Stored data —
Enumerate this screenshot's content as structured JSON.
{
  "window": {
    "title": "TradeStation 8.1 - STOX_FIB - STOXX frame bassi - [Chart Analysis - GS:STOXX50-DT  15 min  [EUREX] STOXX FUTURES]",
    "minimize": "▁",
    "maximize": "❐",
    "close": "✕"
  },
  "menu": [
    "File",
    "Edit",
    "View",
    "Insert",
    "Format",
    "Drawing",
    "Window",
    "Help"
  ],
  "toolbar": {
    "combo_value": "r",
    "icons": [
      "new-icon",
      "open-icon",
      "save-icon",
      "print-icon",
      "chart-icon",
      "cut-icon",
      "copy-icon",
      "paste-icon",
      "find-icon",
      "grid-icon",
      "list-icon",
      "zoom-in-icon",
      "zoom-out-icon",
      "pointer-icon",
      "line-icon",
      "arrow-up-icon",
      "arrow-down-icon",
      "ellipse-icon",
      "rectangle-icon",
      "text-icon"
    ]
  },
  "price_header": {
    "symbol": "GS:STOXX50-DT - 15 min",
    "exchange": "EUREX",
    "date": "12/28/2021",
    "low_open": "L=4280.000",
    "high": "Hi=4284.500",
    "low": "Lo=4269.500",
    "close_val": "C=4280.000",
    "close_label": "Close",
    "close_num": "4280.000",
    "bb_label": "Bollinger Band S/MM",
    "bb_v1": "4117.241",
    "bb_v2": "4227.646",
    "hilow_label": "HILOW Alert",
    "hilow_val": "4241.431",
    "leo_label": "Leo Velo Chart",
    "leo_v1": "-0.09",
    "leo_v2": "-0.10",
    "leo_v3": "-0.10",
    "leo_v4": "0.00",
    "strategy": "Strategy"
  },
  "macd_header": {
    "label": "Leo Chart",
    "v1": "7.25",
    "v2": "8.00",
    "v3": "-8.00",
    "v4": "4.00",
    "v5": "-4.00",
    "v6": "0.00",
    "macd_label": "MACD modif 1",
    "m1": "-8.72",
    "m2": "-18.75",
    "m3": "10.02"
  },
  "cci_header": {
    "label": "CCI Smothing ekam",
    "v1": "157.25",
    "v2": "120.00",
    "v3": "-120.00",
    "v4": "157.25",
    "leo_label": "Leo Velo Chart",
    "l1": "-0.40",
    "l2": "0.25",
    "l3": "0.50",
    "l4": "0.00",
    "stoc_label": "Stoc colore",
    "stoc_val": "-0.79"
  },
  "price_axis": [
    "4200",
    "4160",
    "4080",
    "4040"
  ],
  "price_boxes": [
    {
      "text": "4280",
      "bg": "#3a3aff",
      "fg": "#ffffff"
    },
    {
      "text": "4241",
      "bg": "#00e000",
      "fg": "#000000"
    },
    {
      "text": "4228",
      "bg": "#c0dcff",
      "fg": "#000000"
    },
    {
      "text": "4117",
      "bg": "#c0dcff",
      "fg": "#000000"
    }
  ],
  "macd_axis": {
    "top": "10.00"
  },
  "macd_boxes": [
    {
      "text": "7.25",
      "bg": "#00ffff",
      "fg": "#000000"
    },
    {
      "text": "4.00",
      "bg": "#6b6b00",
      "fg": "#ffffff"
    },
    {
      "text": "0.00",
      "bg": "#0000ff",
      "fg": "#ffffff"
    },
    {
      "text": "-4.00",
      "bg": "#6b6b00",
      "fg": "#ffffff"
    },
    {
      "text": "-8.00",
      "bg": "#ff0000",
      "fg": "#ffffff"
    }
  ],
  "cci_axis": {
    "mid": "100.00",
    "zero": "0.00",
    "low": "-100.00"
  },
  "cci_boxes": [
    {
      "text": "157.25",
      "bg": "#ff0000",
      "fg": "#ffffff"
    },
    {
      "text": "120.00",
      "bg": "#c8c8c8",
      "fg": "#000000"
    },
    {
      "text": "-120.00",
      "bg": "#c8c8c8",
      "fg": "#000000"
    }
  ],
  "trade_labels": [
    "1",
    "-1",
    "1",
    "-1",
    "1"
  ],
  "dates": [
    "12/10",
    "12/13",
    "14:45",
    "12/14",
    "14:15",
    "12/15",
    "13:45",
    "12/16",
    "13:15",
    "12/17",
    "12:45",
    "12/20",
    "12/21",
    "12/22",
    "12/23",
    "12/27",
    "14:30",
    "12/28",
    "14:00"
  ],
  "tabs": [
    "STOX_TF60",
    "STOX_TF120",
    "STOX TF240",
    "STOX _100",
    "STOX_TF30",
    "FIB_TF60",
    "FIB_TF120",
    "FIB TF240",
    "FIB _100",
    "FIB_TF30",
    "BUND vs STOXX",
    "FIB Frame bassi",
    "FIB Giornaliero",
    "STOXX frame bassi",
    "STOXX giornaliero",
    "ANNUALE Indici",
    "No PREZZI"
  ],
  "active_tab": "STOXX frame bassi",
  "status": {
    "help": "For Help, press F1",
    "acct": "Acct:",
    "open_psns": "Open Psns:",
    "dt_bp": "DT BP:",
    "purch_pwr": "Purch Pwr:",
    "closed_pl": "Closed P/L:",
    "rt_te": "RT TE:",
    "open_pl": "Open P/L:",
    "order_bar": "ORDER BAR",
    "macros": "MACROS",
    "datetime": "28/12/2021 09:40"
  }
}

==

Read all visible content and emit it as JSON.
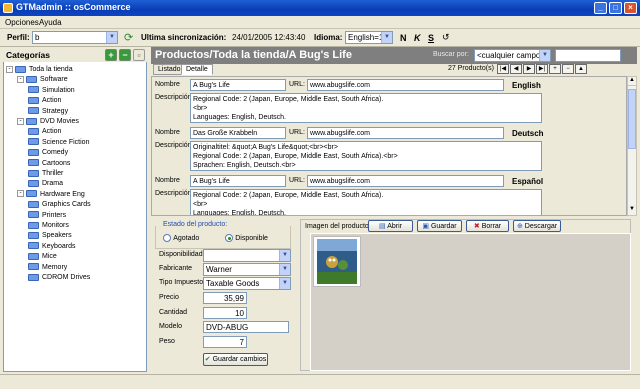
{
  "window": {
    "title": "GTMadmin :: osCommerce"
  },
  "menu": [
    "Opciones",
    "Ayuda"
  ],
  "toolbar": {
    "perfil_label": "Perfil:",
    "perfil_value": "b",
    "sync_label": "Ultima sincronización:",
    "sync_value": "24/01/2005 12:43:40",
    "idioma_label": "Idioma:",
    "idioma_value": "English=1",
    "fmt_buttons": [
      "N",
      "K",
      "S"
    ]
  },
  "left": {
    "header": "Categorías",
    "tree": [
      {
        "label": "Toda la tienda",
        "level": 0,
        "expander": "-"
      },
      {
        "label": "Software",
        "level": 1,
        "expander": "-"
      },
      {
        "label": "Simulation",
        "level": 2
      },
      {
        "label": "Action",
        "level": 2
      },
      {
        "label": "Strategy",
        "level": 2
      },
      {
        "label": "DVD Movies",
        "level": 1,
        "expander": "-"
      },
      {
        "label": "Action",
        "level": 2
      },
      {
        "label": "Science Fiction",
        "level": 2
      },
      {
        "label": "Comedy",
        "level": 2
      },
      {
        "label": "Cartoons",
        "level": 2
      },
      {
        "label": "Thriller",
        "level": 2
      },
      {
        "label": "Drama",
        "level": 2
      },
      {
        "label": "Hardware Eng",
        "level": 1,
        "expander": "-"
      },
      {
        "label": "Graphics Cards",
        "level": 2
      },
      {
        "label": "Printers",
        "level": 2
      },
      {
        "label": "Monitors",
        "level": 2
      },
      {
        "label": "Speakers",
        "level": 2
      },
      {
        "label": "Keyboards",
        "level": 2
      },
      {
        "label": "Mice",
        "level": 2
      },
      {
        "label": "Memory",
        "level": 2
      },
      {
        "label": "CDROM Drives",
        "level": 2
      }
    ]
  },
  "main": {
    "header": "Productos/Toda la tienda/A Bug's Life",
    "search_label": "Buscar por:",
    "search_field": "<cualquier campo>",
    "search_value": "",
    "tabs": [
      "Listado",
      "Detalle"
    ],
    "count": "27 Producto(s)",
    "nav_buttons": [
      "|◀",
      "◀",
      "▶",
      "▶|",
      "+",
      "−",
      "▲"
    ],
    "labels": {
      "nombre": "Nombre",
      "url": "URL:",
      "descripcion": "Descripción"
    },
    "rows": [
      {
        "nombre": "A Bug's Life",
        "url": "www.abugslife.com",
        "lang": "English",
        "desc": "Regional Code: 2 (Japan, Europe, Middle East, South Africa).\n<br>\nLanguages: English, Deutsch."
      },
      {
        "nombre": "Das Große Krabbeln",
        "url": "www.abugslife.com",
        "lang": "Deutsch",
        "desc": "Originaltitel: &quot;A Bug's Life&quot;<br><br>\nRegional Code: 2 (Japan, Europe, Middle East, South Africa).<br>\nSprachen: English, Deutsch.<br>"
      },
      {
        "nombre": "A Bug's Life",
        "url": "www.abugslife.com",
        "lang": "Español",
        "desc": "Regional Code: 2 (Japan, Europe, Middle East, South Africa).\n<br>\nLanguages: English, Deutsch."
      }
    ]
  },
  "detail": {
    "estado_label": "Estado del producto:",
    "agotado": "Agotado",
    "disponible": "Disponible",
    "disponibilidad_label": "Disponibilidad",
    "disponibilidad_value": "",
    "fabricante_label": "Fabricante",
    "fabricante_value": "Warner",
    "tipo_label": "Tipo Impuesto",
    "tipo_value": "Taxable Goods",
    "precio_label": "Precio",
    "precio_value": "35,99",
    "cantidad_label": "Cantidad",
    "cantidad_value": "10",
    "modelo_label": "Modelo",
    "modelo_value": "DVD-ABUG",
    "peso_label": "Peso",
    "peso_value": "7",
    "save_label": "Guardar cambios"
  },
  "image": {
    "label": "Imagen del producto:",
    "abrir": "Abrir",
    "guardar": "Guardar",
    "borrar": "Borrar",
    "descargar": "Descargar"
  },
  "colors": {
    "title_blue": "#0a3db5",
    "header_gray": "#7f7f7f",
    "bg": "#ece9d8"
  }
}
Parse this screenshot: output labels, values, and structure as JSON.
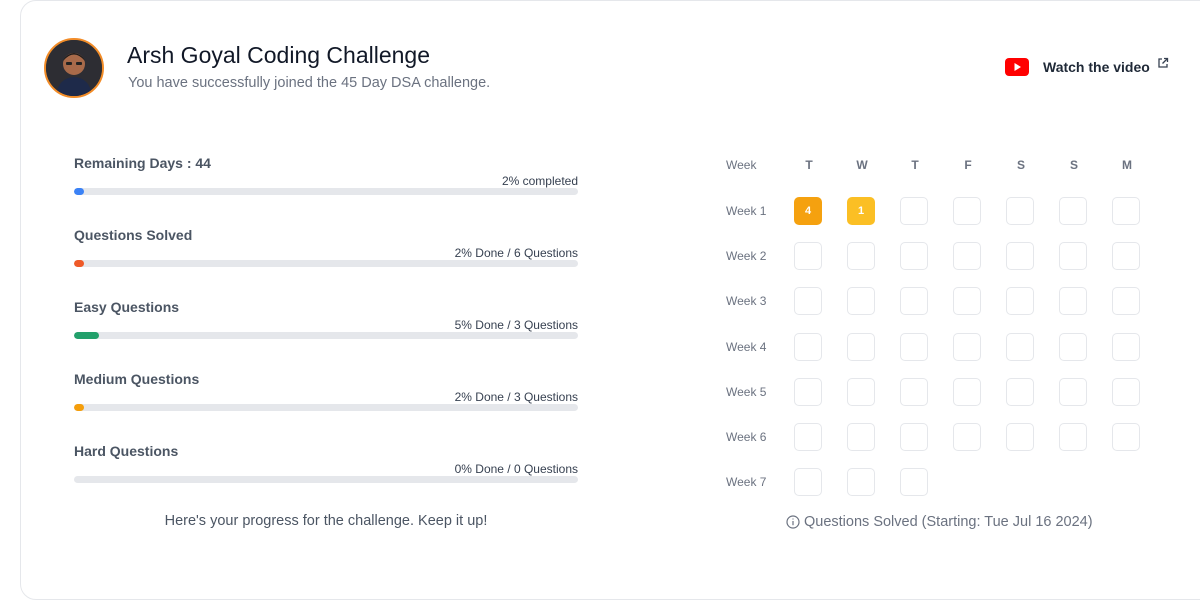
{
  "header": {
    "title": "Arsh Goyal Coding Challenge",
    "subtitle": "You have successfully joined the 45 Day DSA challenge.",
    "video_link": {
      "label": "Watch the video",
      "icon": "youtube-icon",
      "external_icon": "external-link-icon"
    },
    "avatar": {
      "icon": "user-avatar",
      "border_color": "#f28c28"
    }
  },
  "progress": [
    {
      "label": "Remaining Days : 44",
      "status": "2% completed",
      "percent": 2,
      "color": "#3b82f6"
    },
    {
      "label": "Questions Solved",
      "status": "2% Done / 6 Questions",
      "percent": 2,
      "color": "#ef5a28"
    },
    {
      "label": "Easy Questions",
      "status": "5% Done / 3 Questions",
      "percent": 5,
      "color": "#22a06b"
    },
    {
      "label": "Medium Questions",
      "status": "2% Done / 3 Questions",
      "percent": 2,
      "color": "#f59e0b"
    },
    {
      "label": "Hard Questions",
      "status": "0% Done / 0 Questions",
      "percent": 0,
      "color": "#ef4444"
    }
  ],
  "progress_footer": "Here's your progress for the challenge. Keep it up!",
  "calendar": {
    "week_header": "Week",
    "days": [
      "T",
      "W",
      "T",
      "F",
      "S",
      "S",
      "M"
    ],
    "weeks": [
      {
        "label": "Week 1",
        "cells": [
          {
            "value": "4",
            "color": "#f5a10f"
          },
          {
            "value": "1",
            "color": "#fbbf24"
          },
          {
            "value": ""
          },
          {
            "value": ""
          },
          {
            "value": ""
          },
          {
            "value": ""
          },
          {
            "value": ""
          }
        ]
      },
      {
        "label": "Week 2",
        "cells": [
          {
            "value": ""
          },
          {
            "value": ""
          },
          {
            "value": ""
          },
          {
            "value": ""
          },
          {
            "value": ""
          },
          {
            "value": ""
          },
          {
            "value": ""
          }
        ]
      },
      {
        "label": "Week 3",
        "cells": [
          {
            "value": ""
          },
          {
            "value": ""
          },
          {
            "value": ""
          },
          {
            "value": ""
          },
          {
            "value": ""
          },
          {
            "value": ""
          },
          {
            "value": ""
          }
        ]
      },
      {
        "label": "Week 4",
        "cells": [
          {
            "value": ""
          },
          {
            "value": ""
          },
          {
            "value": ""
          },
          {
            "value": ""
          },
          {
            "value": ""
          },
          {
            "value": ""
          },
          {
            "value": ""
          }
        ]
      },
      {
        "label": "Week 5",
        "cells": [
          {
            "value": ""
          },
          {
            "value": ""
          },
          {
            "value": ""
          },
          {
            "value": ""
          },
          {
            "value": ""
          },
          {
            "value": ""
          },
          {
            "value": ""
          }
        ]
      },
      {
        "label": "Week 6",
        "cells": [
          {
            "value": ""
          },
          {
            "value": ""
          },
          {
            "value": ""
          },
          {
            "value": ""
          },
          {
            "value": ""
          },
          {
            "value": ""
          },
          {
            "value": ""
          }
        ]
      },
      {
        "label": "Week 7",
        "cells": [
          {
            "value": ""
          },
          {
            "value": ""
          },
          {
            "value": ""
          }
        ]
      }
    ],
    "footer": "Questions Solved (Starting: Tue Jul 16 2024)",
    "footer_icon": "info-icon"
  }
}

What to do —
Report each line in the preceding entries that holds the string "Guardar".

Output below —
    "save_label": "Guardar cambios"
    "guardar": "Guardar",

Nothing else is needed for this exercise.